DATA TO PROCESS >>
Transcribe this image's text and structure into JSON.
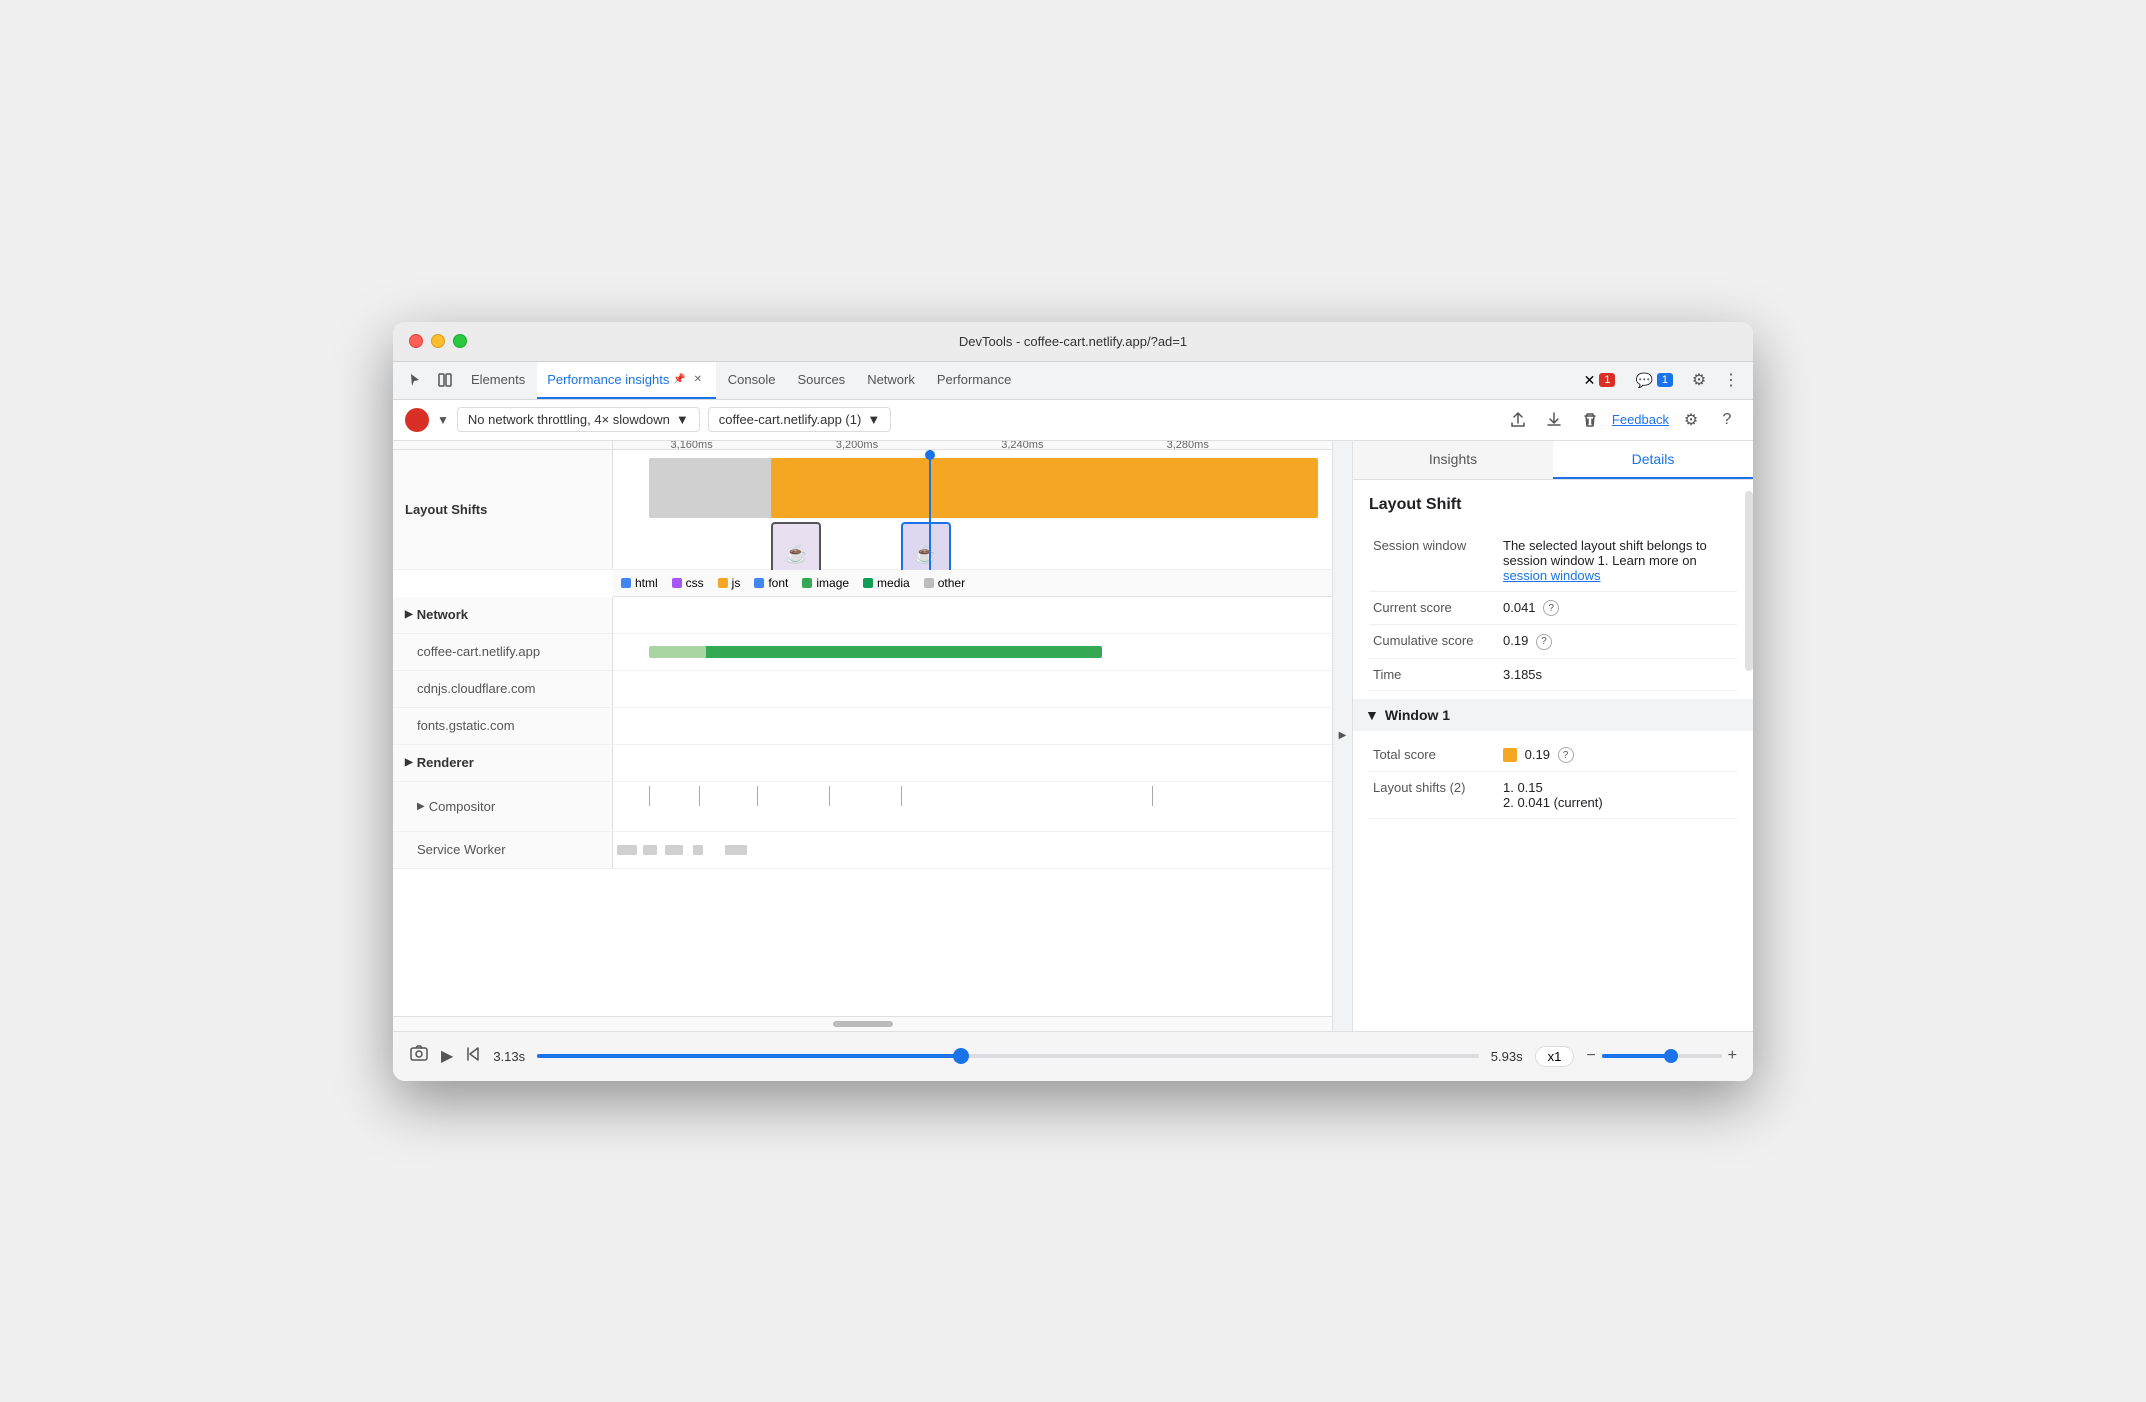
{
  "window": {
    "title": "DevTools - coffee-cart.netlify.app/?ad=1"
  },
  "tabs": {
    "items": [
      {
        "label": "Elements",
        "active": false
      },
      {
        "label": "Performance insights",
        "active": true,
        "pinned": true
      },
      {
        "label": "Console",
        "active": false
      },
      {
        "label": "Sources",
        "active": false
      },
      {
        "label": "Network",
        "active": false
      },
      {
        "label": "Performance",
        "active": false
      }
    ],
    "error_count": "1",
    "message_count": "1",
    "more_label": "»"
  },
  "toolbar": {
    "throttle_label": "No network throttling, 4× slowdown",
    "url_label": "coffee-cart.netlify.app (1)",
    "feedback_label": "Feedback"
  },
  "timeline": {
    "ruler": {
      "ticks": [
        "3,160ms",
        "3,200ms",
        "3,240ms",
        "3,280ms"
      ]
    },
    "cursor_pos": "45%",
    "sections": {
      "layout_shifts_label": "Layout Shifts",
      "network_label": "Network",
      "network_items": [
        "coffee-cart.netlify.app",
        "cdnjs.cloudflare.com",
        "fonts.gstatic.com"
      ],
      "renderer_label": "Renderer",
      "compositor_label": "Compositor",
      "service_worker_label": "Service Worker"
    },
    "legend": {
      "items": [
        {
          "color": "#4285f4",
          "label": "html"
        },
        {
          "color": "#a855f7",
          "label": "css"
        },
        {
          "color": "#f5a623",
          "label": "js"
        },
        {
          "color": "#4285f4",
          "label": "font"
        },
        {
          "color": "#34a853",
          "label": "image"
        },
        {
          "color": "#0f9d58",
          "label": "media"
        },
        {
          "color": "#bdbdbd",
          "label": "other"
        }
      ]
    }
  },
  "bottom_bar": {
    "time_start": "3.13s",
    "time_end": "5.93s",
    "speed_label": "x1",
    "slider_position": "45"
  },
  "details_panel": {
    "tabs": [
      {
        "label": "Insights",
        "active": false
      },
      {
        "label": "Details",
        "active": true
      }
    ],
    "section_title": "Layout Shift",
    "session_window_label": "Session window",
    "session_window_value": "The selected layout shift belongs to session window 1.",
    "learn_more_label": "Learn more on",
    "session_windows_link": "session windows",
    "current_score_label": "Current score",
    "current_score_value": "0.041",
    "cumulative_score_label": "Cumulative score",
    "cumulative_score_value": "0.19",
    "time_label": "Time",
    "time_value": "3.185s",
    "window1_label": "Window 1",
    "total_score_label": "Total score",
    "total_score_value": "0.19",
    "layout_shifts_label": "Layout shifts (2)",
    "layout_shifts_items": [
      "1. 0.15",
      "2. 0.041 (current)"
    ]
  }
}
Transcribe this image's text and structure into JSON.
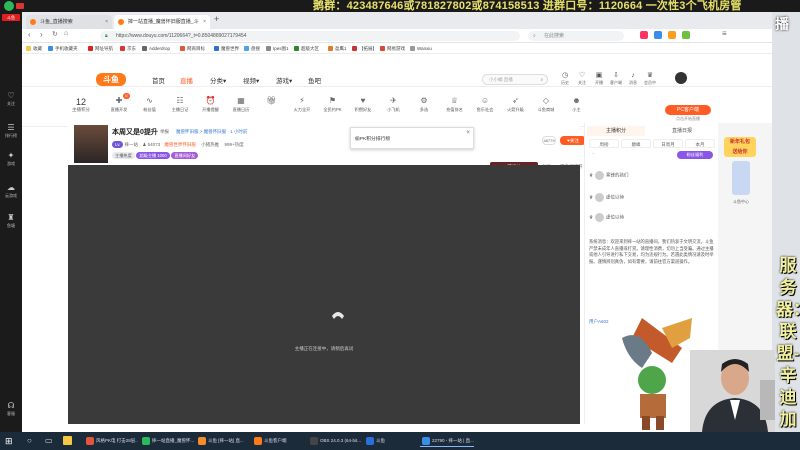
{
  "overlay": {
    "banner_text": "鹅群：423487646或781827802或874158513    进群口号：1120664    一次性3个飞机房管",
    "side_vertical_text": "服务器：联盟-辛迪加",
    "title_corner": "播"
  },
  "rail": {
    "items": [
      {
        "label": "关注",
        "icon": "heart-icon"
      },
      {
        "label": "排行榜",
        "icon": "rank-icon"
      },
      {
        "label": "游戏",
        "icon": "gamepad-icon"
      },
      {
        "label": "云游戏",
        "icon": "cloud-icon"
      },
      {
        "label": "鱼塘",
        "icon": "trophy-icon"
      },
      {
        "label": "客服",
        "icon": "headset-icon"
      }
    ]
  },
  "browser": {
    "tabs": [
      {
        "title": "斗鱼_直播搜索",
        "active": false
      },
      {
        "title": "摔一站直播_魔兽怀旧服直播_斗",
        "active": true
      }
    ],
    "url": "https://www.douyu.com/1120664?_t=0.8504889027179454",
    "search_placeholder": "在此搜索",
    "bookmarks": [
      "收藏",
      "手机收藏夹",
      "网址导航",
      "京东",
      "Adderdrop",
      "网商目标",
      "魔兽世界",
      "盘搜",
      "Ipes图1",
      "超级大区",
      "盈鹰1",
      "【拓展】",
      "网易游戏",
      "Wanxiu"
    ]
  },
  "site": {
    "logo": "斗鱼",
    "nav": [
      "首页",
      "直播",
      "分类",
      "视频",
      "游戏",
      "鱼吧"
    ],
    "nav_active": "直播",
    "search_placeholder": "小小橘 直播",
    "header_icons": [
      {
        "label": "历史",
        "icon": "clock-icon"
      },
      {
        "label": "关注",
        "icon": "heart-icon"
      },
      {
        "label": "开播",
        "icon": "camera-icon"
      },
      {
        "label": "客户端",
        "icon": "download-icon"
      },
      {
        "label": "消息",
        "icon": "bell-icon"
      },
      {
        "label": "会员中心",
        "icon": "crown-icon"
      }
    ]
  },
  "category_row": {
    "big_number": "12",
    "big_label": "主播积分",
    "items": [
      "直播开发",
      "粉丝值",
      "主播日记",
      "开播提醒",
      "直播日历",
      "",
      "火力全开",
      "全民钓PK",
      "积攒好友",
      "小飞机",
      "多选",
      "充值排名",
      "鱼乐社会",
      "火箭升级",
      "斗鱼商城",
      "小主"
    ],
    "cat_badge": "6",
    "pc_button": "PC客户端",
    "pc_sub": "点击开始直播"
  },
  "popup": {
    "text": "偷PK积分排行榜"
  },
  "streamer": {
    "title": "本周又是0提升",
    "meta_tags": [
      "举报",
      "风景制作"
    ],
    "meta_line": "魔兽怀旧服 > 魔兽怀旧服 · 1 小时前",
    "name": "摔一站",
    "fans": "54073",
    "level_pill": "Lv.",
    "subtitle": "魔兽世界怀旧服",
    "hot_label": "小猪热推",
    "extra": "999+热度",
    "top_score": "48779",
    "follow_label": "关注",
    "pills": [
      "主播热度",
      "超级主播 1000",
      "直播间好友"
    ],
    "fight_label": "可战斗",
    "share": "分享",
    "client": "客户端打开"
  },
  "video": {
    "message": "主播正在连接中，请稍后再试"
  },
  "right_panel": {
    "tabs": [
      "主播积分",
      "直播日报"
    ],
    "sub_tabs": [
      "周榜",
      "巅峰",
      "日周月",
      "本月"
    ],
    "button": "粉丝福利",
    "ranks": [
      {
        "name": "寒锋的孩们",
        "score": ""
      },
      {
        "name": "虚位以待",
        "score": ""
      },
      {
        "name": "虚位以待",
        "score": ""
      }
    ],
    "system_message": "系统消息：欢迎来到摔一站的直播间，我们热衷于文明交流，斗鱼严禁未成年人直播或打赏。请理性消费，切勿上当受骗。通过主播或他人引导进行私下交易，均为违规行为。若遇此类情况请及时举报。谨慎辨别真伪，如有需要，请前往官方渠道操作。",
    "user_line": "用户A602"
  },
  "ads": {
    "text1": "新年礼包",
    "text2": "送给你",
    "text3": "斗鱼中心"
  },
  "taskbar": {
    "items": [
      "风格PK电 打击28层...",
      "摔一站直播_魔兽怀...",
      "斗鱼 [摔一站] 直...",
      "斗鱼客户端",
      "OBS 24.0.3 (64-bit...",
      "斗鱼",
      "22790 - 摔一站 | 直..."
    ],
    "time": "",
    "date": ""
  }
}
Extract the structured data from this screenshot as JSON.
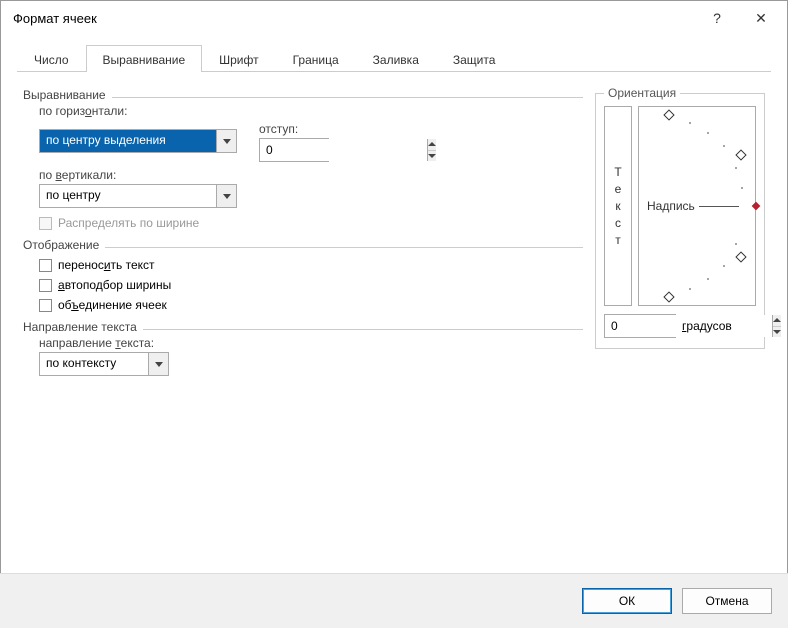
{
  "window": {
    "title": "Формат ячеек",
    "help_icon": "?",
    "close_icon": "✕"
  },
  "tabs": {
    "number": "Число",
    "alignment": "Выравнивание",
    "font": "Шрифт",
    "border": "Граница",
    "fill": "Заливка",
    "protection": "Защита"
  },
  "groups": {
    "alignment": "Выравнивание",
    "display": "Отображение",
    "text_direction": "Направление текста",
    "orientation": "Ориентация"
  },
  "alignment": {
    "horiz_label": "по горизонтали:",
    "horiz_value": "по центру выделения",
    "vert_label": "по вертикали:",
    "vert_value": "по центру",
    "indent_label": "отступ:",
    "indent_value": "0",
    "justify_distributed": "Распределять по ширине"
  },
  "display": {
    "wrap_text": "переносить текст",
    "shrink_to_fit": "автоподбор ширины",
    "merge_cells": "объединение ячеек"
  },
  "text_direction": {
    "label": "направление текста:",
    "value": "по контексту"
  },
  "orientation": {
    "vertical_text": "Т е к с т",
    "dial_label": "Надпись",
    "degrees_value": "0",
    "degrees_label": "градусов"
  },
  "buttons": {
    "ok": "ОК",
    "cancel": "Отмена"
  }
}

BRIEF >>
Look through the entries and find each line that has the string "netlify". Copy those lines.

SOLUTION >>
    "title": "DevTools - coffee-cart.netlify.app/?ad=1"
    "url_label": "coffee-cart.netlify.app (1)",
        "coffee-cart.netlify.app",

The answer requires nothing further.